**** EXERCISE INPUTS
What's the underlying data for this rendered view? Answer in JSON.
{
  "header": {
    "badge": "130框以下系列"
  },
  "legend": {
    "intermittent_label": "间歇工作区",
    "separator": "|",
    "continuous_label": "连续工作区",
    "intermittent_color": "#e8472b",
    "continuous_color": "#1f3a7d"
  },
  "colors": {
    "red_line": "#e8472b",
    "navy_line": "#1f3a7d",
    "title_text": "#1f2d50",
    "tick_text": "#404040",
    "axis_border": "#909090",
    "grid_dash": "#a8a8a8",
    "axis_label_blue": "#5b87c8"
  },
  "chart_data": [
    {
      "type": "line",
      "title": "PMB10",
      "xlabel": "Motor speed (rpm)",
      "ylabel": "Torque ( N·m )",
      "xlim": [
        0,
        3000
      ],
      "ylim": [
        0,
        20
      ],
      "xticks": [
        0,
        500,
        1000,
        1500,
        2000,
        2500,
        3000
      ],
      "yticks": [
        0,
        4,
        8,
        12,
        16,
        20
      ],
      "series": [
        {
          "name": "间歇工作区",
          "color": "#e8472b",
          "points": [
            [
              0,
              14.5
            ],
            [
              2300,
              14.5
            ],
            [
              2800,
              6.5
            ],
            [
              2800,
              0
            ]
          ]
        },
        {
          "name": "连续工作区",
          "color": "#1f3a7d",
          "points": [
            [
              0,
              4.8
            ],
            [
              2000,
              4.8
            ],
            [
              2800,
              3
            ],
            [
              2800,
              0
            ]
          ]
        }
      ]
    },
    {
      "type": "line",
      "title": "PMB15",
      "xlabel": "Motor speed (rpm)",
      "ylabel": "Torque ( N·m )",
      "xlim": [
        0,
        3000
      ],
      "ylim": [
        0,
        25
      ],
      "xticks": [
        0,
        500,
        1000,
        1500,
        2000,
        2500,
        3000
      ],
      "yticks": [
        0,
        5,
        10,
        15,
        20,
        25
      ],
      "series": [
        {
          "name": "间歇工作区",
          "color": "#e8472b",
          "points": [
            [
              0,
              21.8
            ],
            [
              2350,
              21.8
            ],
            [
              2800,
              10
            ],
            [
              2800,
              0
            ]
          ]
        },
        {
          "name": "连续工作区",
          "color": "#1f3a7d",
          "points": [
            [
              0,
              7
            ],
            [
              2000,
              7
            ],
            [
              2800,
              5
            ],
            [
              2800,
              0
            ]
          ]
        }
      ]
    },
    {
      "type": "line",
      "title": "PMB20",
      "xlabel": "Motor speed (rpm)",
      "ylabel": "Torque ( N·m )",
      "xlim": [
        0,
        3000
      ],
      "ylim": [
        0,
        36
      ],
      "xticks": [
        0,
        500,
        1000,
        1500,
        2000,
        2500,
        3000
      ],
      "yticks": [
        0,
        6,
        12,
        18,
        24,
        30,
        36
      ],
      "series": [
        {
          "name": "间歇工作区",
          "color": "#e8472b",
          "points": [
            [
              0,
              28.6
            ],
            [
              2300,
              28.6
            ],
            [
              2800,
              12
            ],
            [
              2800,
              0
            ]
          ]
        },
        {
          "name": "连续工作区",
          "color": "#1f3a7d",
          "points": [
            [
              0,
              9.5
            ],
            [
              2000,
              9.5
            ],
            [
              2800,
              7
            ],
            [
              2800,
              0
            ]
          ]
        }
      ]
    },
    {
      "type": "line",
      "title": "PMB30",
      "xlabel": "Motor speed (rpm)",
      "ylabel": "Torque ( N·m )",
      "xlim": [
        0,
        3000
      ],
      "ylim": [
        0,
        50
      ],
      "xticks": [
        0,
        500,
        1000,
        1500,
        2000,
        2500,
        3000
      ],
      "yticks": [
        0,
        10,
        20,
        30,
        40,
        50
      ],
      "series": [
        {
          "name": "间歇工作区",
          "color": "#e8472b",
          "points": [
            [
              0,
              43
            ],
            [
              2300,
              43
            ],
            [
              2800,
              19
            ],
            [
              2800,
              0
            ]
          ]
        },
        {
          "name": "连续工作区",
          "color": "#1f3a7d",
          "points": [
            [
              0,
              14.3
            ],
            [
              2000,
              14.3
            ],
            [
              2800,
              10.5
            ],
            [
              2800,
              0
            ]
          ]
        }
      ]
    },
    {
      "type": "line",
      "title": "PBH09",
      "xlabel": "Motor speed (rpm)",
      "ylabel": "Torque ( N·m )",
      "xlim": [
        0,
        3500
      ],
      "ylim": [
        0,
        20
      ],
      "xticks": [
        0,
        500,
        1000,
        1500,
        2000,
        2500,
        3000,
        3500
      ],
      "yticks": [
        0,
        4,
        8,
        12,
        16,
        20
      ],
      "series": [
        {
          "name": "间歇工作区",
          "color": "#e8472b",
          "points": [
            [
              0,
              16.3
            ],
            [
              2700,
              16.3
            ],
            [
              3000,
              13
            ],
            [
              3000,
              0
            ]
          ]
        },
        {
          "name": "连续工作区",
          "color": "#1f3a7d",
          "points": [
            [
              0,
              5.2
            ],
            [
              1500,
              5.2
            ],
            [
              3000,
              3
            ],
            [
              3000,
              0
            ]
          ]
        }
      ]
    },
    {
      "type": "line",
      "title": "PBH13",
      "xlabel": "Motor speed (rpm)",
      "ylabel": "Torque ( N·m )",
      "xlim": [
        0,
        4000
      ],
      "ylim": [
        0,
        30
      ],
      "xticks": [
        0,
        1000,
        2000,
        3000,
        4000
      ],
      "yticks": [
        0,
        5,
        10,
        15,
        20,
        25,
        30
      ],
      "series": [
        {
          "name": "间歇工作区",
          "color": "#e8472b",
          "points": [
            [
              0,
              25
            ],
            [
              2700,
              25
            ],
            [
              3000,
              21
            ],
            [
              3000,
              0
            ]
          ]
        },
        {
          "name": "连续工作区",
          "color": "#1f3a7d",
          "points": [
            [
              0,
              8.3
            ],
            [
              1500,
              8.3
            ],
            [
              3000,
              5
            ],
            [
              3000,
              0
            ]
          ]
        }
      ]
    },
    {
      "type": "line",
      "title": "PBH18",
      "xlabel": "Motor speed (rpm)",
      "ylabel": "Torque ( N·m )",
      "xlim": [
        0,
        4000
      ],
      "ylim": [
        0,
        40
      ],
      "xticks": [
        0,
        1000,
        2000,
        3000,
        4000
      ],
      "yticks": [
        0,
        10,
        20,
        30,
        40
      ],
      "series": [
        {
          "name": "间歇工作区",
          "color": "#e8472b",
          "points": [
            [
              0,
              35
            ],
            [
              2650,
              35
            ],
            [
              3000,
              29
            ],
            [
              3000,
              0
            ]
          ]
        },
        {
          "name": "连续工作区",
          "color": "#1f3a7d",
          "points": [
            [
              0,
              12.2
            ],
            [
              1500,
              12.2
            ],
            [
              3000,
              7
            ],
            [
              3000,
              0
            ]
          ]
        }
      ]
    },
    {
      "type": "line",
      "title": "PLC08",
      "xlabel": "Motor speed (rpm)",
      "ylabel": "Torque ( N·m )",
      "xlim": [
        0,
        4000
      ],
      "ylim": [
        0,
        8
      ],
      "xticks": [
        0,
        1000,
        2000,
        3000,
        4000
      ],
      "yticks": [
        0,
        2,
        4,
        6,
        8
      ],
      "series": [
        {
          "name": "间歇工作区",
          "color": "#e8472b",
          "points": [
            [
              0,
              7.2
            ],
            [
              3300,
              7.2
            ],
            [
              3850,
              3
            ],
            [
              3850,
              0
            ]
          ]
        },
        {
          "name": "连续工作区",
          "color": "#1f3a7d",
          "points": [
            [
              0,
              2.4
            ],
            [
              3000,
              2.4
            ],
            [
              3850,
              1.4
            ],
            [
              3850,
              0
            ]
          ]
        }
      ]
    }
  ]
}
********
### GIVEN INSTRUCTION
Restate the records, all of them, precisely as written.

### RESPONSE BELOW
What's the underlying data for this rendered view? Answer in JSON.
{
  "header": {
    "badge": "130框以下系列"
  },
  "legend": {
    "intermittent_label": "间歇工作区",
    "separator": "|",
    "continuous_label": "连续工作区",
    "intermittent_color": "#e8472b",
    "continuous_color": "#1f3a7d"
  },
  "colors": {
    "red_line": "#e8472b",
    "navy_line": "#1f3a7d",
    "title_text": "#1f2d50",
    "tick_text": "#404040",
    "axis_border": "#909090",
    "grid_dash": "#a8a8a8",
    "axis_label_blue": "#5b87c8"
  },
  "chart_data": [
    {
      "type": "line",
      "title": "PMB10",
      "xlabel": "Motor speed (rpm)",
      "ylabel": "Torque ( N·m )",
      "xlim": [
        0,
        3000
      ],
      "ylim": [
        0,
        20
      ],
      "xticks": [
        0,
        500,
        1000,
        1500,
        2000,
        2500,
        3000
      ],
      "yticks": [
        0,
        4,
        8,
        12,
        16,
        20
      ],
      "series": [
        {
          "name": "间歇工作区",
          "color": "#e8472b",
          "points": [
            [
              0,
              14.5
            ],
            [
              2300,
              14.5
            ],
            [
              2800,
              6.5
            ],
            [
              2800,
              0
            ]
          ]
        },
        {
          "name": "连续工作区",
          "color": "#1f3a7d",
          "points": [
            [
              0,
              4.8
            ],
            [
              2000,
              4.8
            ],
            [
              2800,
              3
            ],
            [
              2800,
              0
            ]
          ]
        }
      ]
    },
    {
      "type": "line",
      "title": "PMB15",
      "xlabel": "Motor speed (rpm)",
      "ylabel": "Torque ( N·m )",
      "xlim": [
        0,
        3000
      ],
      "ylim": [
        0,
        25
      ],
      "xticks": [
        0,
        500,
        1000,
        1500,
        2000,
        2500,
        3000
      ],
      "yticks": [
        0,
        5,
        10,
        15,
        20,
        25
      ],
      "series": [
        {
          "name": "间歇工作区",
          "color": "#e8472b",
          "points": [
            [
              0,
              21.8
            ],
            [
              2350,
              21.8
            ],
            [
              2800,
              10
            ],
            [
              2800,
              0
            ]
          ]
        },
        {
          "name": "连续工作区",
          "color": "#1f3a7d",
          "points": [
            [
              0,
              7
            ],
            [
              2000,
              7
            ],
            [
              2800,
              5
            ],
            [
              2800,
              0
            ]
          ]
        }
      ]
    },
    {
      "type": "line",
      "title": "PMB20",
      "xlabel": "Motor speed (rpm)",
      "ylabel": "Torque ( N·m )",
      "xlim": [
        0,
        3000
      ],
      "ylim": [
        0,
        36
      ],
      "xticks": [
        0,
        500,
        1000,
        1500,
        2000,
        2500,
        3000
      ],
      "yticks": [
        0,
        6,
        12,
        18,
        24,
        30,
        36
      ],
      "series": [
        {
          "name": "间歇工作区",
          "color": "#e8472b",
          "points": [
            [
              0,
              28.6
            ],
            [
              2300,
              28.6
            ],
            [
              2800,
              12
            ],
            [
              2800,
              0
            ]
          ]
        },
        {
          "name": "连续工作区",
          "color": "#1f3a7d",
          "points": [
            [
              0,
              9.5
            ],
            [
              2000,
              9.5
            ],
            [
              2800,
              7
            ],
            [
              2800,
              0
            ]
          ]
        }
      ]
    },
    {
      "type": "line",
      "title": "PMB30",
      "xlabel": "Motor speed (rpm)",
      "ylabel": "Torque ( N·m )",
      "xlim": [
        0,
        3000
      ],
      "ylim": [
        0,
        50
      ],
      "xticks": [
        0,
        500,
        1000,
        1500,
        2000,
        2500,
        3000
      ],
      "yticks": [
        0,
        10,
        20,
        30,
        40,
        50
      ],
      "series": [
        {
          "name": "间歇工作区",
          "color": "#e8472b",
          "points": [
            [
              0,
              43
            ],
            [
              2300,
              43
            ],
            [
              2800,
              19
            ],
            [
              2800,
              0
            ]
          ]
        },
        {
          "name": "连续工作区",
          "color": "#1f3a7d",
          "points": [
            [
              0,
              14.3
            ],
            [
              2000,
              14.3
            ],
            [
              2800,
              10.5
            ],
            [
              2800,
              0
            ]
          ]
        }
      ]
    },
    {
      "type": "line",
      "title": "PBH09",
      "xlabel": "Motor speed (rpm)",
      "ylabel": "Torque ( N·m )",
      "xlim": [
        0,
        3500
      ],
      "ylim": [
        0,
        20
      ],
      "xticks": [
        0,
        500,
        1000,
        1500,
        2000,
        2500,
        3000,
        3500
      ],
      "yticks": [
        0,
        4,
        8,
        12,
        16,
        20
      ],
      "series": [
        {
          "name": "间歇工作区",
          "color": "#e8472b",
          "points": [
            [
              0,
              16.3
            ],
            [
              2700,
              16.3
            ],
            [
              3000,
              13
            ],
            [
              3000,
              0
            ]
          ]
        },
        {
          "name": "连续工作区",
          "color": "#1f3a7d",
          "points": [
            [
              0,
              5.2
            ],
            [
              1500,
              5.2
            ],
            [
              3000,
              3
            ],
            [
              3000,
              0
            ]
          ]
        }
      ]
    },
    {
      "type": "line",
      "title": "PBH13",
      "xlabel": "Motor speed (rpm)",
      "ylabel": "Torque ( N·m )",
      "xlim": [
        0,
        4000
      ],
      "ylim": [
        0,
        30
      ],
      "xticks": [
        0,
        1000,
        2000,
        3000,
        4000
      ],
      "yticks": [
        0,
        5,
        10,
        15,
        20,
        25,
        30
      ],
      "series": [
        {
          "name": "间歇工作区",
          "color": "#e8472b",
          "points": [
            [
              0,
              25
            ],
            [
              2700,
              25
            ],
            [
              3000,
              21
            ],
            [
              3000,
              0
            ]
          ]
        },
        {
          "name": "连续工作区",
          "color": "#1f3a7d",
          "points": [
            [
              0,
              8.3
            ],
            [
              1500,
              8.3
            ],
            [
              3000,
              5
            ],
            [
              3000,
              0
            ]
          ]
        }
      ]
    },
    {
      "type": "line",
      "title": "PBH18",
      "xlabel": "Motor speed (rpm)",
      "ylabel": "Torque ( N·m )",
      "xlim": [
        0,
        4000
      ],
      "ylim": [
        0,
        40
      ],
      "xticks": [
        0,
        1000,
        2000,
        3000,
        4000
      ],
      "yticks": [
        0,
        10,
        20,
        30,
        40
      ],
      "series": [
        {
          "name": "间歇工作区",
          "color": "#e8472b",
          "points": [
            [
              0,
              35
            ],
            [
              2650,
              35
            ],
            [
              3000,
              29
            ],
            [
              3000,
              0
            ]
          ]
        },
        {
          "name": "连续工作区",
          "color": "#1f3a7d",
          "points": [
            [
              0,
              12.2
            ],
            [
              1500,
              12.2
            ],
            [
              3000,
              7
            ],
            [
              3000,
              0
            ]
          ]
        }
      ]
    },
    {
      "type": "line",
      "title": "PLC08",
      "xlabel": "Motor speed (rpm)",
      "ylabel": "Torque ( N·m )",
      "xlim": [
        0,
        4000
      ],
      "ylim": [
        0,
        8
      ],
      "xticks": [
        0,
        1000,
        2000,
        3000,
        4000
      ],
      "yticks": [
        0,
        2,
        4,
        6,
        8
      ],
      "series": [
        {
          "name": "间歇工作区",
          "color": "#e8472b",
          "points": [
            [
              0,
              7.2
            ],
            [
              3300,
              7.2
            ],
            [
              3850,
              3
            ],
            [
              3850,
              0
            ]
          ]
        },
        {
          "name": "连续工作区",
          "color": "#1f3a7d",
          "points": [
            [
              0,
              2.4
            ],
            [
              3000,
              2.4
            ],
            [
              3850,
              1.4
            ],
            [
              3850,
              0
            ]
          ]
        }
      ]
    }
  ]
}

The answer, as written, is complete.